## [SUPPLIED TEXT]
- - - -
In just a few weeks, we're planning to release an overhaul of course instances. From a complete navigation overhaul to some brand-new features to a second look at things we've been doing all along, the upcoming release will make courses a lot more intuitive, useful, and flexible. Have a look at some of the things we're doing:

Navigation


Courses are getting our new tab-based navigation, which we're slowly rolling out to all of Populi. As you can see from the screenshot, courses will feature the same basic items—assignments, lessons, gradebook, etc.—and certain actions (finalizing, for instance) will be subsumed under the appropriate tabs. Additionally, who you are will affect where you land when you navigate to a course—registrars and Admins will arrive at the Info tab, and students and faculty will come to the new course Dashboard.

Dashboard

The course Dashboard tells faculty and students what's happening now and what's coming up via Alerts, Schedule, Discussions, and a retooled Bulletin Board. Alerts notifies students about upcoming tests, assignments, and currently-available lessons, and informs faculty about test questions that need to be graded. Schedule draws from the new course calendar and displays upcoming course events (due dates, special meeting times, etc.). Discussions summarizes recent activity on course discussions. And the course Bulletin Board is getting updated with file uploads, comments, and a revamped interface.
- - - -
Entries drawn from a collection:
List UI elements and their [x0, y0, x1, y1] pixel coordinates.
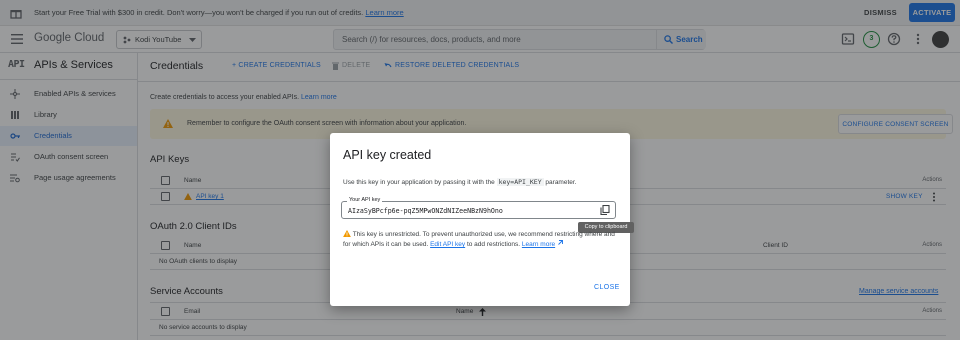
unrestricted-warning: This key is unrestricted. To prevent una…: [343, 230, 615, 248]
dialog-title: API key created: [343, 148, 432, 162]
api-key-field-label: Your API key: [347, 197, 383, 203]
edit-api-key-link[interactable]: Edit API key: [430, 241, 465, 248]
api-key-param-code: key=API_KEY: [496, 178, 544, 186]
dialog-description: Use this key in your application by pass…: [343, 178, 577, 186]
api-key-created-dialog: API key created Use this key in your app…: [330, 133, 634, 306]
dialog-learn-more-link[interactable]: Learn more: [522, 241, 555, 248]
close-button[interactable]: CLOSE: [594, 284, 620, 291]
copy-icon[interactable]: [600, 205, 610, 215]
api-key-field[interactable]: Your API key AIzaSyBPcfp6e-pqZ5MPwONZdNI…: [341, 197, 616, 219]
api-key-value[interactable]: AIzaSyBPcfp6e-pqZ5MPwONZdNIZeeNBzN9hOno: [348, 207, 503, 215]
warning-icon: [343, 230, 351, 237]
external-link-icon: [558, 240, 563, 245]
- - - -
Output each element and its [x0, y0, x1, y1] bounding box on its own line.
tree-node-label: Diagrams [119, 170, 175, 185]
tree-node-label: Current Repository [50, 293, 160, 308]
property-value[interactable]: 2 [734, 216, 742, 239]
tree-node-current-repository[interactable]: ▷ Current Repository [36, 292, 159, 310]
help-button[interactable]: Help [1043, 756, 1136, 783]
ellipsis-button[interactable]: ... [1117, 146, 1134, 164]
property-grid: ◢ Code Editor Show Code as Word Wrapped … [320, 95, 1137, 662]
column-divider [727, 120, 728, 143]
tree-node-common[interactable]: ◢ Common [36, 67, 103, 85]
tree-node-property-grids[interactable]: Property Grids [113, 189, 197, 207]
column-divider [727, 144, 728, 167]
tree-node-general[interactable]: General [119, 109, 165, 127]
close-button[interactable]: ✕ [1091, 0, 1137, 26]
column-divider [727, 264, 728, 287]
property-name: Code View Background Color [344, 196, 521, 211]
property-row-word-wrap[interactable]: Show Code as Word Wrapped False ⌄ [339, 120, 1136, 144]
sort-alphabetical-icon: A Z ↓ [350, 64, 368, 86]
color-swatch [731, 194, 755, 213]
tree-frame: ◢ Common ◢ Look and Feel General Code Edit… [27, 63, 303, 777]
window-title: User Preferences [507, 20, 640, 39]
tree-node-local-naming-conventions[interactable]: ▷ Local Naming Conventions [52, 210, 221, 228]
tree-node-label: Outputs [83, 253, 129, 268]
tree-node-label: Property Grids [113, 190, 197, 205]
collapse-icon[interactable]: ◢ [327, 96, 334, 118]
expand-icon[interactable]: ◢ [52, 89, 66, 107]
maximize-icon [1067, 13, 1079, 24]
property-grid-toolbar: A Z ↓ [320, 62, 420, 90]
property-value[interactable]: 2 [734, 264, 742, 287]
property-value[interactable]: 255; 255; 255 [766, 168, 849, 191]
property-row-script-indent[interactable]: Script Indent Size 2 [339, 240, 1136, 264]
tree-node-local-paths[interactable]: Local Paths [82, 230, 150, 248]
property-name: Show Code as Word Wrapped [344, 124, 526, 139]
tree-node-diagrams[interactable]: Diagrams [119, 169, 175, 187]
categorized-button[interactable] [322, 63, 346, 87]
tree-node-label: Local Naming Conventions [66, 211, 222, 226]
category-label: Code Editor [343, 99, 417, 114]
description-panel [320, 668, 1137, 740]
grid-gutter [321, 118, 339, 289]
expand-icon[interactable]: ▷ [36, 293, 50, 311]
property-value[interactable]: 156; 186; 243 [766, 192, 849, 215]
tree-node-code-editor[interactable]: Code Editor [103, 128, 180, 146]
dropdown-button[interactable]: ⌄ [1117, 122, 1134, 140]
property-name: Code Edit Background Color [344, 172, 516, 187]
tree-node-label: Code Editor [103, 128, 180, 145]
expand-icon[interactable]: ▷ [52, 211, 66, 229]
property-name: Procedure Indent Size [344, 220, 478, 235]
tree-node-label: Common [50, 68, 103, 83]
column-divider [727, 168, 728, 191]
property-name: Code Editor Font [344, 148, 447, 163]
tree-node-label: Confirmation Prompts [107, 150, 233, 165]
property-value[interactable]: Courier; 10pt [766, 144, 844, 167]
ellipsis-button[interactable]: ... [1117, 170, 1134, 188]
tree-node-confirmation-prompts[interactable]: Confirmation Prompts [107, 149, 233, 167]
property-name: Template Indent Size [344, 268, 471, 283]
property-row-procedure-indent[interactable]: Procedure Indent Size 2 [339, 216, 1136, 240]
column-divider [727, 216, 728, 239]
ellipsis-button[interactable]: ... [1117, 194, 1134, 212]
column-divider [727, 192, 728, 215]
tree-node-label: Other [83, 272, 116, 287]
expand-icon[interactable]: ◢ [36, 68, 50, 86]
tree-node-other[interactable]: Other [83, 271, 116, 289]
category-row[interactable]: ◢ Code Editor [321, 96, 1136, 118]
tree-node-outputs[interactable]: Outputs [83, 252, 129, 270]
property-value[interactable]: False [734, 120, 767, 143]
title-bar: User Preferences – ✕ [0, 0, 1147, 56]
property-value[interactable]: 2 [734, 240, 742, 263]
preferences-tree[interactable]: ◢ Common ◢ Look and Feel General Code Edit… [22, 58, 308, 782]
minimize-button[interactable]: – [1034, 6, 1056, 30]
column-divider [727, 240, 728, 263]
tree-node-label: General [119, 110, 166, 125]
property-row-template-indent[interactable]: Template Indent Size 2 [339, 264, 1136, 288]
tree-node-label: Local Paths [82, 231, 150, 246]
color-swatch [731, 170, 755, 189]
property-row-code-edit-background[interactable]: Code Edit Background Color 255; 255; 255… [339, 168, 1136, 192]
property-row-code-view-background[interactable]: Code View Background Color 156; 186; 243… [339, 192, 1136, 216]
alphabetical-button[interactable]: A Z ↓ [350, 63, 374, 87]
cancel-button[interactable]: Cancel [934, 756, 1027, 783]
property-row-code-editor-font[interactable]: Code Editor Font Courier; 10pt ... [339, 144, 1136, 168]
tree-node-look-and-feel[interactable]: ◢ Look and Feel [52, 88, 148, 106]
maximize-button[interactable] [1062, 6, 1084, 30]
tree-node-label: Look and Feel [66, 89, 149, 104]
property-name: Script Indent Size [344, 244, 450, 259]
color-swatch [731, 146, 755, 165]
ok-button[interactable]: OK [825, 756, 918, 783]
- - - -
## [WORK INSTRUCTIONS]
a) Write out the part of the announcement starting with "The course Dashboard" and going on through "a revamped interface." again, swapping in "Notifications" wherever "Alerts" appears.
b) Extract the rows starting with the line with "Output each element" and going on through the line with "categorized-button[interactable] [322, 63, 346, 87]", both included, and reproduce them exactly.
The announcement and the rows have no connection to each other.

## [SOLVED PROBLEMS]
a)
The course Dashboard tells faculty and students what's happening now and what's coming up via Notifications, Schedule, Discussions, and a retooled Bulletin Board. Notifications notifies students about upcoming tests, assignments, and currently-available lessons, and informs faculty about test questions that need to be graded. Schedule draws from the new course calendar and displays upcoming course events (due dates, special meeting times, etc.). Discussions summarizes recent activity on course discussions. And the course Bulletin Board is getting updated with file uploads, comments, and a revamped interface.

b)
Output each element and its [x0, y0, x1, y1] bounding box on its own line.
tree-node-label: Diagrams [119, 170, 175, 185]
tree-node-label: Current Repository [50, 293, 160, 308]
property-value[interactable]: 2 [734, 216, 742, 239]
tree-node-current-repository[interactable]: ▷ Current Repository [36, 292, 159, 310]
help-button[interactable]: Help [1043, 756, 1136, 783]
ellipsis-button[interactable]: ... [1117, 146, 1134, 164]
property-grid: ◢ Code Editor Show Code as Word Wrapped … [320, 95, 1137, 662]
column-divider [727, 120, 728, 143]
tree-node-common[interactable]: ◢ Common [36, 67, 103, 85]
tree-node-property-grids[interactable]: Property Grids [113, 189, 197, 207]
column-divider [727, 144, 728, 167]
tree-node-general[interactable]: General [119, 109, 165, 127]
close-button[interactable]: ✕ [1091, 0, 1137, 26]
column-divider [727, 264, 728, 287]
property-name: Code View Background Color [344, 196, 521, 211]
property-row-word-wrap[interactable]: Show Code as Word Wrapped False ⌄ [339, 120, 1136, 144]
sort-alphabetical-icon: A Z ↓ [350, 64, 368, 86]
color-swatch [731, 194, 755, 213]
tree-frame: ◢ Common ◢ Look and Feel General Code Edit… [27, 63, 303, 777]
window-title: User Preferences [507, 20, 640, 39]
tree-node-local-naming-conventions[interactable]: ▷ Local Naming Conventions [52, 210, 221, 228]
tree-node-label: Outputs [83, 253, 129, 268]
tree-node-label: Property Grids [113, 190, 197, 205]
collapse-icon[interactable]: ◢ [327, 96, 334, 118]
expand-icon[interactable]: ◢ [52, 89, 66, 107]
maximize-icon [1067, 13, 1079, 24]
property-grid-toolbar: A Z ↓ [320, 62, 420, 90]
property-value[interactable]: 2 [734, 264, 742, 287]
property-value[interactable]: 255; 255; 255 [766, 168, 849, 191]
property-row-script-indent[interactable]: Script Indent Size 2 [339, 240, 1136, 264]
tree-node-local-paths[interactable]: Local Paths [82, 230, 150, 248]
property-name: Show Code as Word Wrapped [344, 124, 526, 139]
tree-node-diagrams[interactable]: Diagrams [119, 169, 175, 187]
categorized-button[interactable] [322, 63, 346, 87]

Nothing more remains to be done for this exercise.